Data records:
+ + + + +
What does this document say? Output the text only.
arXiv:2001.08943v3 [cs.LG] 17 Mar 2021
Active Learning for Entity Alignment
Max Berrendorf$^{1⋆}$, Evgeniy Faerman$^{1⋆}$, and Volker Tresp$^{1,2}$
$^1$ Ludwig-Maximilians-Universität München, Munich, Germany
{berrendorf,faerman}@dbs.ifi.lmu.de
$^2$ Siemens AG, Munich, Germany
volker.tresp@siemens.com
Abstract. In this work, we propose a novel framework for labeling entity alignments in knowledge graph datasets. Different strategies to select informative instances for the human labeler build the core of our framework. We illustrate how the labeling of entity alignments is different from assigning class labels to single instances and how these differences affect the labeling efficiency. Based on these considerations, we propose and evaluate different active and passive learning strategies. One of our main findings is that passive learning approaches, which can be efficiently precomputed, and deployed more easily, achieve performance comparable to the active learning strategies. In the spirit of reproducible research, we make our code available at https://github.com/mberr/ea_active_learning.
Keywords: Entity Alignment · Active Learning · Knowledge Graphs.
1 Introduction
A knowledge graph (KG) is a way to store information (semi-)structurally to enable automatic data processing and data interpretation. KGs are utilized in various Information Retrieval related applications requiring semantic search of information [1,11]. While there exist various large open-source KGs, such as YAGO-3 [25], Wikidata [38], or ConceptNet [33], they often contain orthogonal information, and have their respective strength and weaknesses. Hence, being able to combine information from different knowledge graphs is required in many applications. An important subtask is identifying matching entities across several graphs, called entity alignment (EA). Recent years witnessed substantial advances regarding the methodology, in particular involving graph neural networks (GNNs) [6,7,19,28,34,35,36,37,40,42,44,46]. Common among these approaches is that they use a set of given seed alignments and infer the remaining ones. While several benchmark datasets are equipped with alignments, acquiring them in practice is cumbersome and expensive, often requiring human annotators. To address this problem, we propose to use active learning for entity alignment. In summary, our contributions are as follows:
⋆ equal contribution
+ + + + +
- Instructions for the task
Find the word "Germany" in the material, then list each line that holds it.

- Task solution
$^1$ Ludwig-Maximilians-Universität München, Munich, Germany
$^2$ Siemens AG, Munich, Germany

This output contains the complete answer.